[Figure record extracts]
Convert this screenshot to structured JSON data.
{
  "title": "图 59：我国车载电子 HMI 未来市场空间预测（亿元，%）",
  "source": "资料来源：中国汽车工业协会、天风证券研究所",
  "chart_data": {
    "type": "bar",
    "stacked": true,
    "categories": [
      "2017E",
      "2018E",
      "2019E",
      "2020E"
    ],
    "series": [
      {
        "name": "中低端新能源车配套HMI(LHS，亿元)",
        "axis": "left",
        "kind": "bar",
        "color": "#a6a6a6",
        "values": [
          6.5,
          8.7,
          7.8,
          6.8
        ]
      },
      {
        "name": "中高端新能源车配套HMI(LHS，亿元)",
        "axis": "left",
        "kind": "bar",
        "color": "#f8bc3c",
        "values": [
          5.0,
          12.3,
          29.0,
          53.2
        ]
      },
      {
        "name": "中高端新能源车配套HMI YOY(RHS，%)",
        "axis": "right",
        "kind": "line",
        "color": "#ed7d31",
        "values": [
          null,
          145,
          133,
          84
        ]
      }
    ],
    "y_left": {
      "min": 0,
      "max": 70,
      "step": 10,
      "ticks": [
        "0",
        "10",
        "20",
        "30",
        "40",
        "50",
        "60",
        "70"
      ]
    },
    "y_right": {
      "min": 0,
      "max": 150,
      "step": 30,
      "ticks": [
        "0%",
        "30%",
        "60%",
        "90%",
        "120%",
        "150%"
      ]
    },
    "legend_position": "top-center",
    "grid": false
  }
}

_EXERCISE_
Tally how many lines of the data include the word "name". Write the number and nothing else.

_SOLUTION FOR THIS TASK_
3